== Stated exercise ==
Return the lines of the records without any changes, starting at the first line and ending at the line that contains "colorbar-swatch — [1004, 486, 1032, 521]", with both of those lines included.

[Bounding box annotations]

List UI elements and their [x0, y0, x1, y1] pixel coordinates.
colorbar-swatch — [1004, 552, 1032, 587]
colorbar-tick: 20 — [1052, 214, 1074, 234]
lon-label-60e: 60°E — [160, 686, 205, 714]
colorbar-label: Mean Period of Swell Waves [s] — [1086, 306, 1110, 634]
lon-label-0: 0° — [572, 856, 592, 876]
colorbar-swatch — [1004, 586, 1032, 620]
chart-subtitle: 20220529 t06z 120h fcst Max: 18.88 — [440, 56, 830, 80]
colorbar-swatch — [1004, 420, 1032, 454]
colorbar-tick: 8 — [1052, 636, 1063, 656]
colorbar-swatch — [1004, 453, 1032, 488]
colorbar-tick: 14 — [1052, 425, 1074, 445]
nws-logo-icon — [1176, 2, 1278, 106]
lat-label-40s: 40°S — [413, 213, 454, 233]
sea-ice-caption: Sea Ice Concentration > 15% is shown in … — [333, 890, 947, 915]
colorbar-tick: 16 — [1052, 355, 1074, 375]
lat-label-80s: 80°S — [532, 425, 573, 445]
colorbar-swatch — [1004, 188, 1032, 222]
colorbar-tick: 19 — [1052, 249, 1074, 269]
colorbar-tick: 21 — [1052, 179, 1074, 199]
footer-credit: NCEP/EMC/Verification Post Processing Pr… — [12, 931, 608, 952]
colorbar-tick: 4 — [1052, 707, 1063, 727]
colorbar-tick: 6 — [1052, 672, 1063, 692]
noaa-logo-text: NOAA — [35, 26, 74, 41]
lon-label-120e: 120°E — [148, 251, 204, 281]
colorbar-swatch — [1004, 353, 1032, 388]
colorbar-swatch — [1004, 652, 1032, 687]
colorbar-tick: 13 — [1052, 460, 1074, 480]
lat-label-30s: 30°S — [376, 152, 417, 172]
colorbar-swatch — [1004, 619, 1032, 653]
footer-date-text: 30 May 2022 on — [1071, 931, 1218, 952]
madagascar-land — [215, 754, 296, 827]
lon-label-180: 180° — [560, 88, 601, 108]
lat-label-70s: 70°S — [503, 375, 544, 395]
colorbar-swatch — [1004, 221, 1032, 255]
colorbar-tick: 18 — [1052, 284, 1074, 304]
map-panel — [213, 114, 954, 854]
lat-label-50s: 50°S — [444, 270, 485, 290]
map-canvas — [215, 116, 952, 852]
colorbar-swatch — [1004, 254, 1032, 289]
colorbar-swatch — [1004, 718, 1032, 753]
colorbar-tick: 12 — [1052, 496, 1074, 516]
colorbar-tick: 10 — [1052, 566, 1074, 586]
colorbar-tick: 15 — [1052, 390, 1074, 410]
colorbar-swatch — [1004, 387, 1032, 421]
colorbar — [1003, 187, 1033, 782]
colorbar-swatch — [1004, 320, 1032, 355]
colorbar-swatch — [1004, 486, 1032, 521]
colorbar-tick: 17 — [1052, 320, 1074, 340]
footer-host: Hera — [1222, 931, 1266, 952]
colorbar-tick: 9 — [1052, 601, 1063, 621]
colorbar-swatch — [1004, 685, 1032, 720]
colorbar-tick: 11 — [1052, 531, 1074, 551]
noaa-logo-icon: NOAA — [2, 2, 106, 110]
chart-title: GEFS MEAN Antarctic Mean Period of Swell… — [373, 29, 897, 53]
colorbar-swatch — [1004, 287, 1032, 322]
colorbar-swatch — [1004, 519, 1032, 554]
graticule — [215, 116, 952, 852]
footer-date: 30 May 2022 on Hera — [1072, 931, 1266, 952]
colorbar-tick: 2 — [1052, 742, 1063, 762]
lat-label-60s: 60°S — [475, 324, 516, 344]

== Solved problem ==
List UI elements and their [x0, y0, x1, y1] pixel coordinates.
colorbar-swatch — [1004, 552, 1032, 587]
colorbar-tick: 20 — [1052, 214, 1074, 234]
lon-label-60e: 60°E — [160, 686, 205, 714]
colorbar-label: Mean Period of Swell Waves [s] — [1086, 306, 1110, 634]
lon-label-0: 0° — [572, 856, 592, 876]
colorbar-swatch — [1004, 586, 1032, 620]
chart-subtitle: 20220529 t06z 120h fcst Max: 18.88 — [440, 56, 830, 80]
colorbar-swatch — [1004, 420, 1032, 454]
colorbar-tick: 8 — [1052, 636, 1063, 656]
colorbar-swatch — [1004, 453, 1032, 488]
colorbar-tick: 14 — [1052, 425, 1074, 445]
nws-logo-icon — [1176, 2, 1278, 106]
lat-label-40s: 40°S — [413, 213, 454, 233]
sea-ice-caption: Sea Ice Concentration > 15% is shown in … — [333, 890, 947, 915]
colorbar-tick: 16 — [1052, 355, 1074, 375]
lat-label-80s: 80°S — [532, 425, 573, 445]
colorbar-swatch — [1004, 188, 1032, 222]
colorbar-tick: 19 — [1052, 249, 1074, 269]
colorbar-tick: 21 — [1052, 179, 1074, 199]
footer-credit: NCEP/EMC/Verification Post Processing Pr… — [12, 931, 608, 952]
colorbar-tick: 4 — [1052, 707, 1063, 727]
colorbar-tick: 6 — [1052, 672, 1063, 692]
noaa-logo-text: NOAA — [35, 26, 74, 41]
lon-label-120e: 120°E — [148, 251, 204, 281]
colorbar-swatch — [1004, 353, 1032, 388]
colorbar-swatch — [1004, 652, 1032, 687]
colorbar-tick: 13 — [1052, 460, 1074, 480]
lat-label-30s: 30°S — [376, 152, 417, 172]
colorbar-swatch — [1004, 619, 1032, 653]
footer-date-text: 30 May 2022 on — [1071, 931, 1218, 952]
madagascar-land — [215, 754, 296, 827]
lon-label-180: 180° — [560, 88, 601, 108]
lat-label-70s: 70°S — [503, 375, 544, 395]
colorbar-swatch — [1004, 221, 1032, 255]
colorbar-tick: 18 — [1052, 284, 1074, 304]
map-panel — [213, 114, 954, 854]
lat-label-50s: 50°S — [444, 270, 485, 290]
map-canvas — [215, 116, 952, 852]
colorbar-swatch — [1004, 254, 1032, 289]
colorbar-swatch — [1004, 718, 1032, 753]
colorbar-tick: 12 — [1052, 496, 1074, 516]
colorbar-tick: 10 — [1052, 566, 1074, 586]
colorbar-tick: 15 — [1052, 390, 1074, 410]
colorbar-swatch — [1004, 387, 1032, 421]
colorbar — [1003, 187, 1033, 782]
colorbar-swatch — [1004, 320, 1032, 355]
colorbar-swatch — [1004, 486, 1032, 521]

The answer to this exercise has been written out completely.